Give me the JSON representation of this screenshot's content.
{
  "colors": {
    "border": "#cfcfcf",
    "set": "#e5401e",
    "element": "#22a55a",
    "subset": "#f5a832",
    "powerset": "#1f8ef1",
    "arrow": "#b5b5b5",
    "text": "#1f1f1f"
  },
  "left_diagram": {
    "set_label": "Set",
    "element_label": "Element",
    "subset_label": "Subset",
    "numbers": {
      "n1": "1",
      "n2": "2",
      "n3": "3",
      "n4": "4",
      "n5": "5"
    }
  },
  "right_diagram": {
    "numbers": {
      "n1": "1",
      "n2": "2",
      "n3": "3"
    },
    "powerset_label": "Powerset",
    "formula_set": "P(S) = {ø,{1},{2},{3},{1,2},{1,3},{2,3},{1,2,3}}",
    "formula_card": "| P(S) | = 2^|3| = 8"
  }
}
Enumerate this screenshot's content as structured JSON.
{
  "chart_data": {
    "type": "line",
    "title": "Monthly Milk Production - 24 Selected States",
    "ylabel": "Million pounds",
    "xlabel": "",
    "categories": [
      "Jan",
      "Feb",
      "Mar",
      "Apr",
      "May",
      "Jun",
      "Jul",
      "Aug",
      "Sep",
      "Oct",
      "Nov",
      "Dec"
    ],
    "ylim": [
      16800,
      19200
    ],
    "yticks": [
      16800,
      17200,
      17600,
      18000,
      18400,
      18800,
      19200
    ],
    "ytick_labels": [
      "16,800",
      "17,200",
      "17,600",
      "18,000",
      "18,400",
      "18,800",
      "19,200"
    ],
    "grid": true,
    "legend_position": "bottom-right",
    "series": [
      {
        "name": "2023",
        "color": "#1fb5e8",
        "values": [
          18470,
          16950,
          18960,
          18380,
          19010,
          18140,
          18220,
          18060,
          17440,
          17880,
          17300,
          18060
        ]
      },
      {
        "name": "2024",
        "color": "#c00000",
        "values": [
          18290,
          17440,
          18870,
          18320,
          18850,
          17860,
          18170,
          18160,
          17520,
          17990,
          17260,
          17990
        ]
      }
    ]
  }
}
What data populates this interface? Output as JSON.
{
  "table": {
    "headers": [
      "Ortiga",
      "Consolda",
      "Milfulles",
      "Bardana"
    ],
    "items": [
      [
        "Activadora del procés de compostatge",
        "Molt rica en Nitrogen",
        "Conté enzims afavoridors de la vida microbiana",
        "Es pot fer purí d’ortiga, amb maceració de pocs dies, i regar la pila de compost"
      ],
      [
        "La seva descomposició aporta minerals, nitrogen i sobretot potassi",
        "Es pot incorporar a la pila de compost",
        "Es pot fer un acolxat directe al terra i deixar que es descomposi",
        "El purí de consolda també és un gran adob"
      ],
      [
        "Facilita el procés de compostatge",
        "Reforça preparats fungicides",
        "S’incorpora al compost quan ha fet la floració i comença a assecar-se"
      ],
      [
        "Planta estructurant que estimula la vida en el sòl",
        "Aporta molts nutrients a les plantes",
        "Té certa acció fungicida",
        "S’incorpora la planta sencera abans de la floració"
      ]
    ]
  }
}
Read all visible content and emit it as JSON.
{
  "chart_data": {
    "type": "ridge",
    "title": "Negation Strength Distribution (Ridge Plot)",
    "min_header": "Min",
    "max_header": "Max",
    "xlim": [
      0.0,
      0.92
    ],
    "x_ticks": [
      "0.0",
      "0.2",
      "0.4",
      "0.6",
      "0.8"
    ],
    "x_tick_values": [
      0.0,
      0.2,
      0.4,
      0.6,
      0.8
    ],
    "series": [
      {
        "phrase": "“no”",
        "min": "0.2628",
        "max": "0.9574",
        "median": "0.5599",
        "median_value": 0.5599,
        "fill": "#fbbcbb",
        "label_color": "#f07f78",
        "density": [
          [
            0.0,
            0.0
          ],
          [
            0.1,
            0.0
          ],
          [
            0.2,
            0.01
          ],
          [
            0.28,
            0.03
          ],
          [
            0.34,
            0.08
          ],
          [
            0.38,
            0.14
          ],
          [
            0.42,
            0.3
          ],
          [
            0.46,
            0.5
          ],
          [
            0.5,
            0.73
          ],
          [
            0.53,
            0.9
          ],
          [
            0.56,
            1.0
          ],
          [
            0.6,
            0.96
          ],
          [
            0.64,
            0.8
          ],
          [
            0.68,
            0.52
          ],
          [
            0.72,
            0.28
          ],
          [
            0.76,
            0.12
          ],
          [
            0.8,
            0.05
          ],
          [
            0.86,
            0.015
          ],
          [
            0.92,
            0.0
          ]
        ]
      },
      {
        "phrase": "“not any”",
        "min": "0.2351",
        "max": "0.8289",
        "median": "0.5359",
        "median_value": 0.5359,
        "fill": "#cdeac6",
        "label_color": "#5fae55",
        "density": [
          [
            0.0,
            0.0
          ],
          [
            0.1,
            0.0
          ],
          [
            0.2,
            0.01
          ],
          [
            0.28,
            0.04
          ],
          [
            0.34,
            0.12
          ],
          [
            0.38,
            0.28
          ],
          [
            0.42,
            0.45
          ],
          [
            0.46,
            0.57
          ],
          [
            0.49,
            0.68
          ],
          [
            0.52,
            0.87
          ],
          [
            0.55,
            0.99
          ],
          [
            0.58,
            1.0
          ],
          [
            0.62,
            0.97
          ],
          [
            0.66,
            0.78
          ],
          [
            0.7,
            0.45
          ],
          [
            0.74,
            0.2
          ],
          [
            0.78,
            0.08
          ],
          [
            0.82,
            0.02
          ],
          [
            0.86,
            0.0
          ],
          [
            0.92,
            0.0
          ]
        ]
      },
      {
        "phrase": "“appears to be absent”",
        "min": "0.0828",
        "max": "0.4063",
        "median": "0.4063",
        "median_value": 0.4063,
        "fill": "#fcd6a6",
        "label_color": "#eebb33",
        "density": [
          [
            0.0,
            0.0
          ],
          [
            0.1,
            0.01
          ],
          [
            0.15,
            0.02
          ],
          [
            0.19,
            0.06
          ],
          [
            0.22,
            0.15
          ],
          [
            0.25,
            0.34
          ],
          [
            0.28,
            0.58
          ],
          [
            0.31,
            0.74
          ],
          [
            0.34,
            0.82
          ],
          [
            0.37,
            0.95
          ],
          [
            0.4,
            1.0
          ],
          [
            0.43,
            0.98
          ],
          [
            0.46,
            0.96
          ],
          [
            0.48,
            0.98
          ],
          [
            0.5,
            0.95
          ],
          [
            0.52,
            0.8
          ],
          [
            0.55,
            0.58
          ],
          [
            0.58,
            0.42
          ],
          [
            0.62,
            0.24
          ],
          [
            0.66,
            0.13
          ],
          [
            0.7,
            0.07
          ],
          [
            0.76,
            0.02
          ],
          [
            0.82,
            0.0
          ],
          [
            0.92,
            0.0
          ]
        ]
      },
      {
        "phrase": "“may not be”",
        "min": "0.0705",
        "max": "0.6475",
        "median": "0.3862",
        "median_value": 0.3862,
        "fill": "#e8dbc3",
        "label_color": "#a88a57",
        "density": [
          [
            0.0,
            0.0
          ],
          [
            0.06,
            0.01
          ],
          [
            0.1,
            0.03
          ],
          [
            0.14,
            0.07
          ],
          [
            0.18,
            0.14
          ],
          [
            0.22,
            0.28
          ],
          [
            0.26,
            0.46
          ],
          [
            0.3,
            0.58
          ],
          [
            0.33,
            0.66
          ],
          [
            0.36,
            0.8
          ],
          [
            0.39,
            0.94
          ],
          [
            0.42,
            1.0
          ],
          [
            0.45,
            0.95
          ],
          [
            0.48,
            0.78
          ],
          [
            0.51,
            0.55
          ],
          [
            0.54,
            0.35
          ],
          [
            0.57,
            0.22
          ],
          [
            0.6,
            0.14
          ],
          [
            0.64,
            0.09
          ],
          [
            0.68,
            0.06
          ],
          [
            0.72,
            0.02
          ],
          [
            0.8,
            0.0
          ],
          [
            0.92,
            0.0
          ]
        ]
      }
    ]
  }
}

----------

Scan the data above and copy every line with "this" in it.

Give me the JSON representation of this screenshot's content.
Enumerate this screenshot's content as structured JSON.
What data populates this interface? Output as JSON.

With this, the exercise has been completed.